Extracts from a graphics dataset
---
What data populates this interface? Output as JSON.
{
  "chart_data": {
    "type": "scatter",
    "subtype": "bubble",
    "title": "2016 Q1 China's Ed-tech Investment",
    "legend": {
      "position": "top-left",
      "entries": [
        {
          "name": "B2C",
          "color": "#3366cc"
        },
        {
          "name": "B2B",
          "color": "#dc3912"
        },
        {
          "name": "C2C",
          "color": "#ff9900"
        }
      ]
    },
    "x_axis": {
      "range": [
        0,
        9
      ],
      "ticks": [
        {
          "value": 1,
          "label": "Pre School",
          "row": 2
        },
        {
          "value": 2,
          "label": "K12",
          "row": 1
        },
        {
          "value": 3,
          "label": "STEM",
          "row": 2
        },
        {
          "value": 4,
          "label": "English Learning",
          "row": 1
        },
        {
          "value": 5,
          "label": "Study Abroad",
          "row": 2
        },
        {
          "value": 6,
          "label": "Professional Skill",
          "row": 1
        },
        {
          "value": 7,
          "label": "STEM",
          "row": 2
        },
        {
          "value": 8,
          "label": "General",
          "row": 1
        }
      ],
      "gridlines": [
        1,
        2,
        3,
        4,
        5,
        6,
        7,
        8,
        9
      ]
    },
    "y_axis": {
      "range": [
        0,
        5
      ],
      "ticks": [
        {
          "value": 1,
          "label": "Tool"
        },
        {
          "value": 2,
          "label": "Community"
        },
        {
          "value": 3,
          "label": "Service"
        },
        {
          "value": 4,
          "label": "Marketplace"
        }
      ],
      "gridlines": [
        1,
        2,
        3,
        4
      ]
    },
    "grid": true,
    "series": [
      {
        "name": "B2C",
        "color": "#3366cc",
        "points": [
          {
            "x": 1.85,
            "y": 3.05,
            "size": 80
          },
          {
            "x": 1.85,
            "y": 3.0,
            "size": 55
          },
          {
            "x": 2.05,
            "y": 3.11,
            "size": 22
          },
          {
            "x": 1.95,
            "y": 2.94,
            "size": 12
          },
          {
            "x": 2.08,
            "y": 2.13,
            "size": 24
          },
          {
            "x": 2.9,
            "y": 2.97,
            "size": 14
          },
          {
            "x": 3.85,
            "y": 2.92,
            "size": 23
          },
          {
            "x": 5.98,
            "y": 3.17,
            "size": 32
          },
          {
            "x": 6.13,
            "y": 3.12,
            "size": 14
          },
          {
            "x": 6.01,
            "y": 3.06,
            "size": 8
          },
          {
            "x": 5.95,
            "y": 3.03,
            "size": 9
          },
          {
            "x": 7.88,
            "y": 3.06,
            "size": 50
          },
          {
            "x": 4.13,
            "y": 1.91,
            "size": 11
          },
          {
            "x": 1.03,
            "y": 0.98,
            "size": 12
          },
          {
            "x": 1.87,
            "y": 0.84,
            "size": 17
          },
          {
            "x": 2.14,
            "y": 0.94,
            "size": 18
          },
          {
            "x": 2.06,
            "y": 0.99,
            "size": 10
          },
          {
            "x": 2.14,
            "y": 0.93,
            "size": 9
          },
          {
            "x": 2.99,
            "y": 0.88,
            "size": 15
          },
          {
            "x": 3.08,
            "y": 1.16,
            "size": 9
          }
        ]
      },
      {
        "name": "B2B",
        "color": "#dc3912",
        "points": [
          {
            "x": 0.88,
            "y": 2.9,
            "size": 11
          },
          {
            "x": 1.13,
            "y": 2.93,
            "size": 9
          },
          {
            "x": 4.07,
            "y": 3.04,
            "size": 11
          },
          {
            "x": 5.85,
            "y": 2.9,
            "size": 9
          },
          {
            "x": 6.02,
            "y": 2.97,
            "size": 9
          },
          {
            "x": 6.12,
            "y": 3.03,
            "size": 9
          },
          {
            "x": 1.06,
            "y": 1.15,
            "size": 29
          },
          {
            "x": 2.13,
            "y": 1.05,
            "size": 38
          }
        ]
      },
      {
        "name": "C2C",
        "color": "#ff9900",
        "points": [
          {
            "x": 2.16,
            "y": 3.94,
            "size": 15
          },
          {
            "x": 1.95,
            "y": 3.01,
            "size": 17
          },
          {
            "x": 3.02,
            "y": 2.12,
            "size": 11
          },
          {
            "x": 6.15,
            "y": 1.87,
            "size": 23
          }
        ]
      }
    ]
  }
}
---
WORK REQUIRED:
Write out every line of the listing that holds the word "label".

REPLY:
          "label": "Pre School",
          "label": "K12",
          "label": "STEM",
          "label": "English Learning",
          "label": "Study Abroad",
          "label": "Professional Skill",
          "label": "STEM",
          "label": "General",
          "label": "Tool"
          "label": "Community"
          "label": "Service"
          "label": "Marketplace"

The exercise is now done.